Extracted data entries

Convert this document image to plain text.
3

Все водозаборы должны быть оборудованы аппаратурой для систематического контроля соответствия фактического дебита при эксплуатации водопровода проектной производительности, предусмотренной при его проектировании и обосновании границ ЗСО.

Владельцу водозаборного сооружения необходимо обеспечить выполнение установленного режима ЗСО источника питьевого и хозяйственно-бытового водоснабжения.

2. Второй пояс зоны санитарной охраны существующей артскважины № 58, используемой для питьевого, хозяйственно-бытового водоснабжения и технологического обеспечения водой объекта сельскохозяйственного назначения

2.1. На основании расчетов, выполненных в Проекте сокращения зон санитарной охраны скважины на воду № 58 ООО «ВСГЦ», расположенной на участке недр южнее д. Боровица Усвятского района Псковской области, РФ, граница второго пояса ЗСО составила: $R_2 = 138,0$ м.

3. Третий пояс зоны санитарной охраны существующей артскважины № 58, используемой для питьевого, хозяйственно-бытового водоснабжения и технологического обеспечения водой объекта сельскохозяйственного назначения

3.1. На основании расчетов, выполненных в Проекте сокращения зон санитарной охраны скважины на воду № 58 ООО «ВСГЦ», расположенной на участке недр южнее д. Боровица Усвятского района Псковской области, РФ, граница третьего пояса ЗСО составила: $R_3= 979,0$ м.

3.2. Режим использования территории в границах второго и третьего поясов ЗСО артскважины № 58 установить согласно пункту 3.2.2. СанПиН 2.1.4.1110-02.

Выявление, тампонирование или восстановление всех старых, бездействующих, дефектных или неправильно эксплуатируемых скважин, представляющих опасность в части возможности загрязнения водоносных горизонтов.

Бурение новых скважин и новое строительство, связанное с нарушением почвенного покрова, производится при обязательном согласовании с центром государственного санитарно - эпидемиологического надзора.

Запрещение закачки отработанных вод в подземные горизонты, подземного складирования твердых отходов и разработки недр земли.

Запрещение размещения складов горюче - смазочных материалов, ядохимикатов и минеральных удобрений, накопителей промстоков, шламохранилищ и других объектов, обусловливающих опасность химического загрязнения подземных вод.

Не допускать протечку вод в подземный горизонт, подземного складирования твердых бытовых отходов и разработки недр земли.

• _TASK DESCRIPTION_
Return each line of the records above exactly as it reads.

• _FINAL ANSWER_
Convert this document image to plain text.
3

Все водозаборы должны быть оборудованы аппаратурой для систематического контроля соответствия фактического дебита при эксплуатации водопровода проектной производительности, предусмотренной при его проектировании и обосновании границ ЗСО.

Владельцу водозаборного сооружения необходимо обеспечить выполнение установленного режима ЗСО источника питьевого и хозяйственно-бытового водоснабжения.

2. Второй пояс зоны санитарной охраны существующей артскважины № 58, используемой для питьевого, хозяйственно-бытового водоснабжения и технологического обеспечения водой объекта сельскохозяйственного назначения

2.1. На основании расчетов, выполненных в Проекте сокращения зон санитарной охраны скважины на воду № 58 ООО «ВСГЦ», расположенной на участке недр южнее д. Боровица Усвятского района Псковской области, РФ, граница второго пояса ЗСО составила: $R_2 = 138,0$ м.

3. Третий пояс зоны санитарной охраны существующей артскважины № 58, используемой для питьевого, хозяйственно-бытового водоснабжения и технологического обеспечения водой объекта сельскохозяйственного назначения

3.1. На основании расчетов, выполненных в Проекте сокращения зон санитарной охраны скважины на воду № 58 ООО «ВСГЦ», расположенной на участке недр южнее д. Боровица Усвятского района Псковской области, РФ, граница третьего пояса ЗСО составила: $R_3= 979,0$ м.

3.2. Режим использования территории в границах второго и третьего поясов ЗСО артскважины № 58 установить согласно пункту 3.2.2. СанПиН 2.1.4.1110-02.

Выявление, тампонирование или восстановление всех старых, бездействующих, дефектных или неправильно эксплуатируемых скважин, представляющих опасность в части возможности загрязнения водоносных горизонтов.

Бурение новых скважин и новое строительство, связанное с нарушением почвенного покрова, производится при обязательном согласовании с центром государственного санитарно - эпидемиологического надзора.

Запрещение закачки отработанных вод в подземные горизонты, подземного складирования твердых отходов и разработки недр земли.

Запрещение размещения складов горюче - смазочных материалов, ядохимикатов и минеральных удобрений, накопителей промстоков, шламохранилищ и других объектов, обусловливающих опасность химического загрязнения подземных вод.

Не допускать протечку вод в подземный горизонт, подземного складирования твердых бытовых отходов и разработки недр земли.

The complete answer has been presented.